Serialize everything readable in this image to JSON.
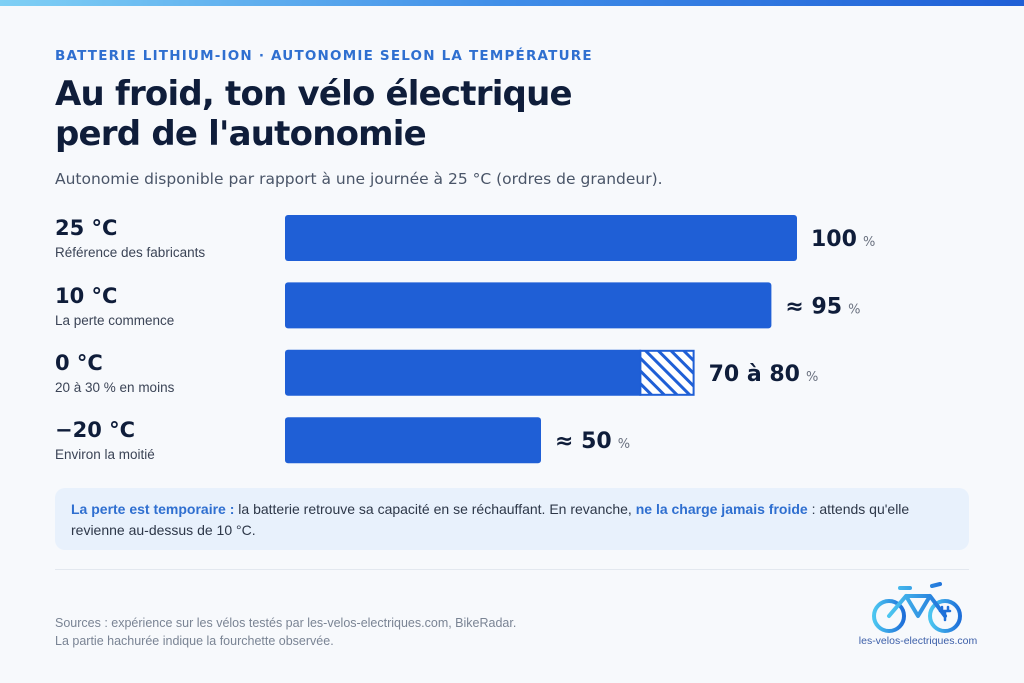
{
  "header": {
    "eyebrow": "BATTERIE LITHIUM-ION · AUTONOMIE SELON LA TEMPÉRATURE",
    "title_line1": "Au froid, ton vélo électrique",
    "title_line2": "perd de l'autonomie",
    "subtitle": "Autonomie disponible par rapport à une journée à 25 °C (ordres de grandeur)."
  },
  "rows": [
    {
      "temp": "25 °C",
      "note": "Référence des fabricants"
    },
    {
      "temp": "10 °C",
      "note": "La perte commence"
    },
    {
      "temp": "0 °C",
      "note": "20 à 30 % en moins"
    },
    {
      "temp": "−20 °C",
      "note": "Environ la moitié"
    }
  ],
  "chart_data": {
    "type": "bar",
    "orientation": "horizontal",
    "categories": [
      "25 °C",
      "10 °C",
      "0 °C",
      "−20 °C"
    ],
    "values": [
      100,
      95,
      80,
      50
    ],
    "range_low": [
      100,
      95,
      70,
      50
    ],
    "value_labels": [
      {
        "prefix": "",
        "value": "100",
        "unit": "%"
      },
      {
        "prefix": "≈ ",
        "value": "95",
        "unit": "%"
      },
      {
        "prefix": "",
        "value": "70 à 80",
        "unit": "%"
      },
      {
        "prefix": "≈ ",
        "value": "50",
        "unit": "%"
      }
    ],
    "xlim": [
      0,
      100
    ],
    "grid": false,
    "colors": {
      "bar": "#1f5fd6",
      "hatch_bg": "#ffffff",
      "label": "#0f1d3a",
      "unit": "#6b7280"
    }
  },
  "callout": {
    "lead": "La perte est temporaire :",
    "text1": " la batterie retrouve sa capacité en se réchauffant. En revanche, ",
    "emphasis": "ne la charge jamais froide",
    "text2": " : attends qu'elle revienne au-dessus de 10 °C."
  },
  "footer": {
    "sources": "Sources : expérience sur les vélos testés par les-velos-electriques.com, BikeRadar.",
    "note": "La partie hachurée indique la fourchette observée.",
    "logo_text": "les-velos-electriques.com"
  },
  "colors": {
    "accent": "#2f6fd0",
    "bar": "#1f5fd6",
    "callout_bg": "#e8f1fc"
  }
}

### Task to complete
Copy out all lines that carry the word "perte".

### Full output
      "note": "La perte commence"
    "lead": "La perte est temporaire :",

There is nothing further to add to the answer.